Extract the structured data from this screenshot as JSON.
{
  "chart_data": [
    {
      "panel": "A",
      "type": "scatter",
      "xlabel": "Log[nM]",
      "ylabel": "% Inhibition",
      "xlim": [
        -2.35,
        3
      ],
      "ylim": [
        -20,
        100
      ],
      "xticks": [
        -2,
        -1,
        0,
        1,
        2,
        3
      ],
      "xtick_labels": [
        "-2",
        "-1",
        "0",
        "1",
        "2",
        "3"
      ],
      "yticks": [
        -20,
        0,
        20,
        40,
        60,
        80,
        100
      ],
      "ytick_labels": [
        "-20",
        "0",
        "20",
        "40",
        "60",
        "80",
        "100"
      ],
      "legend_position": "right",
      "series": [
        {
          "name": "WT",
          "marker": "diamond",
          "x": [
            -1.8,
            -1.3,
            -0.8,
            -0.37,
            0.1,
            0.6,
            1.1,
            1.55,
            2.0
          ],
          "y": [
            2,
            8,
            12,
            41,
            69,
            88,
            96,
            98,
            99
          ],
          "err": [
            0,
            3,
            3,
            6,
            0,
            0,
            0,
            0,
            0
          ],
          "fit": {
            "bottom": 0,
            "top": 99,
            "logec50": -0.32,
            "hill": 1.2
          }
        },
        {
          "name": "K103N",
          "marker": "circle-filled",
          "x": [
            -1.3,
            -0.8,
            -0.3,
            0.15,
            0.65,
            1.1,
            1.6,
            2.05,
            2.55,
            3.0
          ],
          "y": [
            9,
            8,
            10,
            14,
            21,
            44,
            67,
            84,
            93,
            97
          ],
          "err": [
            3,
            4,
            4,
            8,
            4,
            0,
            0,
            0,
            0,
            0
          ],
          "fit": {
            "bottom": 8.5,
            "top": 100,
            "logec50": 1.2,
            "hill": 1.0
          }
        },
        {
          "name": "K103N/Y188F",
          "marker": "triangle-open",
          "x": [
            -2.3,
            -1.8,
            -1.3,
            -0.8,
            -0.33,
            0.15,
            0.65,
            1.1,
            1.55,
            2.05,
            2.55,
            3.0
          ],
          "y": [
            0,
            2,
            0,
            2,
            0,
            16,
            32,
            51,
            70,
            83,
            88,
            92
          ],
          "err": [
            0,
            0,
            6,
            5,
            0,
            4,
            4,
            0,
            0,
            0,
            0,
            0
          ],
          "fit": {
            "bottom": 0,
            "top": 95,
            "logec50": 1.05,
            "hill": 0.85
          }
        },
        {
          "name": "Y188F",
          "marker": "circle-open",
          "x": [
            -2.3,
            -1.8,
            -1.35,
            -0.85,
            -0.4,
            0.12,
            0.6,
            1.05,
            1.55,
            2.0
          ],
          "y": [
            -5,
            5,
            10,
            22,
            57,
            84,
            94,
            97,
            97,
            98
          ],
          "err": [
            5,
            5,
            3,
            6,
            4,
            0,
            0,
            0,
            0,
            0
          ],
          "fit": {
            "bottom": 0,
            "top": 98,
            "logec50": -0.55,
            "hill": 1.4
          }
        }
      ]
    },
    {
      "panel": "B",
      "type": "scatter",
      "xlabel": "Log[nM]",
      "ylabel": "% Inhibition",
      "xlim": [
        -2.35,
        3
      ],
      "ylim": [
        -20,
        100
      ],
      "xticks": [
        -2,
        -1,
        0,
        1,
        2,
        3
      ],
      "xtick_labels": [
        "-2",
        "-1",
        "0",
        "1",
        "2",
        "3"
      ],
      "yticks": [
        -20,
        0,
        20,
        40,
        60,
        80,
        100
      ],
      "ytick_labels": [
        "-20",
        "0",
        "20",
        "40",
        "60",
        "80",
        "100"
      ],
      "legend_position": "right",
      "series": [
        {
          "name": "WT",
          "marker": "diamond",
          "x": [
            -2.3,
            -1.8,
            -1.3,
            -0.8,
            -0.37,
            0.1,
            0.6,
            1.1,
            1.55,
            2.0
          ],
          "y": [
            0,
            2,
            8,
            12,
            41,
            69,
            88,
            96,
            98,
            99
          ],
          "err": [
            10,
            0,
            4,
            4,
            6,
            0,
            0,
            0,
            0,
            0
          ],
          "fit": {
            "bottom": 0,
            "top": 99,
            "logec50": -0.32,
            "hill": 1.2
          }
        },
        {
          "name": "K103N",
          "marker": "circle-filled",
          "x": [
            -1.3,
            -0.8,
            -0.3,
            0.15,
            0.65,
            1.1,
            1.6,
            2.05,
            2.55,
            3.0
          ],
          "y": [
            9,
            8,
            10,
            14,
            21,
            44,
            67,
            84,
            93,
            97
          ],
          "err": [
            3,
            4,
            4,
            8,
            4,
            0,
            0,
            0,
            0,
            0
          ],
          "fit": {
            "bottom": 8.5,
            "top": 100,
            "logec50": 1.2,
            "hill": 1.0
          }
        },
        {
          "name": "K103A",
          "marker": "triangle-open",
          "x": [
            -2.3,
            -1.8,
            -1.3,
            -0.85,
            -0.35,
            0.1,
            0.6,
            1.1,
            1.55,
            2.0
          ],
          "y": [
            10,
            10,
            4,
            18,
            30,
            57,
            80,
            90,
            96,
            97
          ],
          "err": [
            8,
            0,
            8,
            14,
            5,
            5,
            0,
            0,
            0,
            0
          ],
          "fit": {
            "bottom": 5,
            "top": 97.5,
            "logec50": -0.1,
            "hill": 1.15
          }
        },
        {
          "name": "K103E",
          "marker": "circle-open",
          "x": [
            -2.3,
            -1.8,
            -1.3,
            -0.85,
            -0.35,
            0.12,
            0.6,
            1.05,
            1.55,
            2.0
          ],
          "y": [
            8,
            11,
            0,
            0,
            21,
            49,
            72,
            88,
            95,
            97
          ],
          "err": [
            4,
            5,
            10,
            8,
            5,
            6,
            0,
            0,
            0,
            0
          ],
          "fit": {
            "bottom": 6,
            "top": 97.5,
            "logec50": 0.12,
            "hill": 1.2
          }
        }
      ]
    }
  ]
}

TASK DIRECTIONS: What do the records say? Quote them all exactly.

TASK RESULT:
Extract the structured data from this screenshot as JSON.
{
  "chart_data": [
    {
      "panel": "A",
      "type": "scatter",
      "xlabel": "Log[nM]",
      "ylabel": "% Inhibition",
      "xlim": [
        -2.35,
        3
      ],
      "ylim": [
        -20,
        100
      ],
      "xticks": [
        -2,
        -1,
        0,
        1,
        2,
        3
      ],
      "xtick_labels": [
        "-2",
        "-1",
        "0",
        "1",
        "2",
        "3"
      ],
      "yticks": [
        -20,
        0,
        20,
        40,
        60,
        80,
        100
      ],
      "ytick_labels": [
        "-20",
        "0",
        "20",
        "40",
        "60",
        "80",
        "100"
      ],
      "legend_position": "right",
      "series": [
        {
          "name": "WT",
          "marker": "diamond",
          "x": [
            -1.8,
            -1.3,
            -0.8,
            -0.37,
            0.1,
            0.6,
            1.1,
            1.55,
            2.0
          ],
          "y": [
            2,
            8,
            12,
            41,
            69,
            88,
            96,
            98,
            99
          ],
          "err": [
            0,
            3,
            3,
            6,
            0,
            0,
            0,
            0,
            0
          ],
          "fit": {
            "bottom": 0,
            "top": 99,
            "logec50": -0.32,
            "hill": 1.2
          }
        },
        {
          "name": "K103N",
          "marker": "circle-filled",
          "x": [
            -1.3,
            -0.8,
            -0.3,
            0.15,
            0.65,
            1.1,
            1.6,
            2.05,
            2.55,
            3.0
          ],
          "y": [
            9,
            8,
            10,
            14,
            21,
            44,
            67,
            84,
            93,
            97
          ],
          "err": [
            3,
            4,
            4,
            8,
            4,
            0,
            0,
            0,
            0,
            0
          ],
          "fit": {
            "bottom": 8.5,
            "top": 100,
            "logec50": 1.2,
            "hill": 1.0
          }
        },
        {
          "name": "K103N/Y188F",
          "marker": "triangle-open",
          "x": [
            -2.3,
            -1.8,
            -1.3,
            -0.8,
            -0.33,
            0.15,
            0.65,
            1.1,
            1.55,
            2.05,
            2.55,
            3.0
          ],
          "y": [
            0,
            2,
            0,
            2,
            0,
            16,
            32,
            51,
            70,
            83,
            88,
            92
          ],
          "err": [
            0,
            0,
            6,
            5,
            0,
            4,
            4,
            0,
            0,
            0,
            0,
            0
          ],
          "fit": {
            "bottom": 0,
            "top": 95,
            "logec50": 1.05,
            "hill": 0.85
          }
        },
        {
          "name": "Y188F",
          "marker": "circle-open",
          "x": [
            -2.3,
            -1.8,
            -1.35,
            -0.85,
            -0.4,
            0.12,
            0.6,
            1.05,
            1.55,
            2.0
          ],
          "y": [
            -5,
            5,
            10,
            22,
            57,
            84,
            94,
            97,
            97,
            98
          ],
          "err": [
            5,
            5,
            3,
            6,
            4,
            0,
            0,
            0,
            0,
            0
          ],
          "fit": {
            "bottom": 0,
            "top": 98,
            "logec50": -0.55,
            "hill": 1.4
          }
        }
      ]
    },
    {
      "panel": "B",
      "type": "scatter",
      "xlabel": "Log[nM]",
      "ylabel": "% Inhibition",
      "xlim": [
        -2.35,
        3
      ],
      "ylim": [
        -20,
        100
      ],
      "xticks": [
        -2,
        -1,
        0,
        1,
        2,
        3
      ],
      "xtick_labels": [
        "-2",
        "-1",
        "0",
        "1",
        "2",
        "3"
      ],
      "yticks": [
        -20,
        0,
        20,
        40,
        60,
        80,
        100
      ],
      "ytick_labels": [
        "-20",
        "0",
        "20",
        "40",
        "60",
        "80",
        "100"
      ],
      "legend_position": "right",
      "series": [
        {
          "name": "WT",
          "marker": "diamond",
          "x": [
            -2.3,
            -1.8,
            -1.3,
            -0.8,
            -0.37,
            0.1,
            0.6,
            1.1,
            1.55,
            2.0
          ],
          "y": [
            0,
            2,
            8,
            12,
            41,
            69,
            88,
            96,
            98,
            99
          ],
          "err": [
            10,
            0,
            4,
            4,
            6,
            0,
            0,
            0,
            0,
            0
          ],
          "fit": {
            "bottom": 0,
            "top": 99,
            "logec50": -0.32,
            "hill": 1.2
          }
        },
        {
          "name": "K103N",
          "marker": "circle-filled",
          "x": [
            -1.3,
            -0.8,
            -0.3,
            0.15,
            0.65,
            1.1,
            1.6,
            2.05,
            2.55,
            3.0
          ],
          "y": [
            9,
            8,
            10,
            14,
            21,
            44,
            67,
            84,
            93,
            97
          ],
          "err": [
            3,
            4,
            4,
            8,
            4,
            0,
            0,
            0,
            0,
            0
          ],
          "fit": {
            "bottom": 8.5,
            "top": 100,
            "logec50": 1.2,
            "hill": 1.0
          }
        },
        {
          "name": "K103A",
          "marker": "triangle-open",
          "x": [
            -2.3,
            -1.8,
            -1.3,
            -0.85,
            -0.35,
            0.1,
            0.6,
            1.1,
            1.55,
            2.0
          ],
          "y": [
            10,
            10,
            4,
            18,
            30,
            57,
            80,
            90,
            96,
            97
          ],
          "err": [
            8,
            0,
            8,
            14,
            5,
            5,
            0,
            0,
            0,
            0
          ],
          "fit": {
            "bottom": 5,
            "top": 97.5,
            "logec50": -0.1,
            "hill": 1.15
          }
        },
        {
          "name": "K103E",
          "marker": "circle-open",
          "x": [
            -2.3,
            -1.8,
            -1.3,
            -0.85,
            -0.35,
            0.12,
            0.6,
            1.05,
            1.55,
            2.0
          ],
          "y": [
            8,
            11,
            0,
            0,
            21,
            49,
            72,
            88,
            95,
            97
          ],
          "err": [
            4,
            5,
            10,
            8,
            5,
            6,
            0,
            0,
            0,
            0
          ],
          "fit": {
            "bottom": 6,
            "top": 97.5,
            "logec50": 0.12,
            "hill": 1.2
          }
        }
      ]
    }
  ]
}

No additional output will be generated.